_Task description:_
Transcribe the records below exactly as they appear.

Items from a dataset:
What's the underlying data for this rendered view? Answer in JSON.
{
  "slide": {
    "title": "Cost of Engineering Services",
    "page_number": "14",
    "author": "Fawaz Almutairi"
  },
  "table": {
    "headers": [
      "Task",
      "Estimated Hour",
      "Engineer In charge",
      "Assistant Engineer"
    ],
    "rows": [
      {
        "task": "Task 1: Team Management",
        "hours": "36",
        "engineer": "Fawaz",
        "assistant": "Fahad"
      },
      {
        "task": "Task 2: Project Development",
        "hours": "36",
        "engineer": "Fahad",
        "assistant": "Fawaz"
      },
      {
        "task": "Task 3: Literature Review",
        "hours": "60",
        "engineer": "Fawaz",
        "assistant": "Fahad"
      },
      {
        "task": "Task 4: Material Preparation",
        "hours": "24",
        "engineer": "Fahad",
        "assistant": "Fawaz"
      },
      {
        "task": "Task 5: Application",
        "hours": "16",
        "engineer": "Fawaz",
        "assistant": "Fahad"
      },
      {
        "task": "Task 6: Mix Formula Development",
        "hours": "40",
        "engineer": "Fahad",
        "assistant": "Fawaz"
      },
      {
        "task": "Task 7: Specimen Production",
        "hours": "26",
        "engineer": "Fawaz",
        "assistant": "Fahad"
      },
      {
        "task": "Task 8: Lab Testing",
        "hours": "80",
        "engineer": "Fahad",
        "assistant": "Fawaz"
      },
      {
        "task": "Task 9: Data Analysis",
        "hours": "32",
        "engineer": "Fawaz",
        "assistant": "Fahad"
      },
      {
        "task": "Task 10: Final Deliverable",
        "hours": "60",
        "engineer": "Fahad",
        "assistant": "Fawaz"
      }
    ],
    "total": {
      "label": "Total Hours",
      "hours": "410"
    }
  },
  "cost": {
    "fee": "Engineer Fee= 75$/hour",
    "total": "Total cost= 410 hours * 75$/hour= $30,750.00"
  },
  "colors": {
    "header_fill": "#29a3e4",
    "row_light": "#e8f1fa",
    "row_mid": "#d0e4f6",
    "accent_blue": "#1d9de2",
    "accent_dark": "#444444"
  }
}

_Reply to the exercise:_
What's the underlying data for this rendered view? Answer in JSON.
{
  "slide": {
    "title": "Cost of Engineering Services",
    "page_number": "14",
    "author": "Fawaz Almutairi"
  },
  "table": {
    "headers": [
      "Task",
      "Estimated Hour",
      "Engineer In charge",
      "Assistant Engineer"
    ],
    "rows": [
      {
        "task": "Task 1: Team Management",
        "hours": "36",
        "engineer": "Fawaz",
        "assistant": "Fahad"
      },
      {
        "task": "Task 2: Project Development",
        "hours": "36",
        "engineer": "Fahad",
        "assistant": "Fawaz"
      },
      {
        "task": "Task 3: Literature Review",
        "hours": "60",
        "engineer": "Fawaz",
        "assistant": "Fahad"
      },
      {
        "task": "Task 4: Material Preparation",
        "hours": "24",
        "engineer": "Fahad",
        "assistant": "Fawaz"
      },
      {
        "task": "Task 5: Application",
        "hours": "16",
        "engineer": "Fawaz",
        "assistant": "Fahad"
      },
      {
        "task": "Task 6: Mix Formula Development",
        "hours": "40",
        "engineer": "Fahad",
        "assistant": "Fawaz"
      },
      {
        "task": "Task 7: Specimen Production",
        "hours": "26",
        "engineer": "Fawaz",
        "assistant": "Fahad"
      },
      {
        "task": "Task 8: Lab Testing",
        "hours": "80",
        "engineer": "Fahad",
        "assistant": "Fawaz"
      },
      {
        "task": "Task 9: Data Analysis",
        "hours": "32",
        "engineer": "Fawaz",
        "assistant": "Fahad"
      },
      {
        "task": "Task 10: Final Deliverable",
        "hours": "60",
        "engineer": "Fahad",
        "assistant": "Fawaz"
      }
    ],
    "total": {
      "label": "Total Hours",
      "hours": "410"
    }
  },
  "cost": {
    "fee": "Engineer Fee= 75$/hour",
    "total": "Total cost= 410 hours * 75$/hour= $30,750.00"
  },
  "colors": {
    "header_fill": "#29a3e4",
    "row_light": "#e8f1fa",
    "row_mid": "#d0e4f6",
    "accent_blue": "#1d9de2",
    "accent_dark": "#444444"
  }
}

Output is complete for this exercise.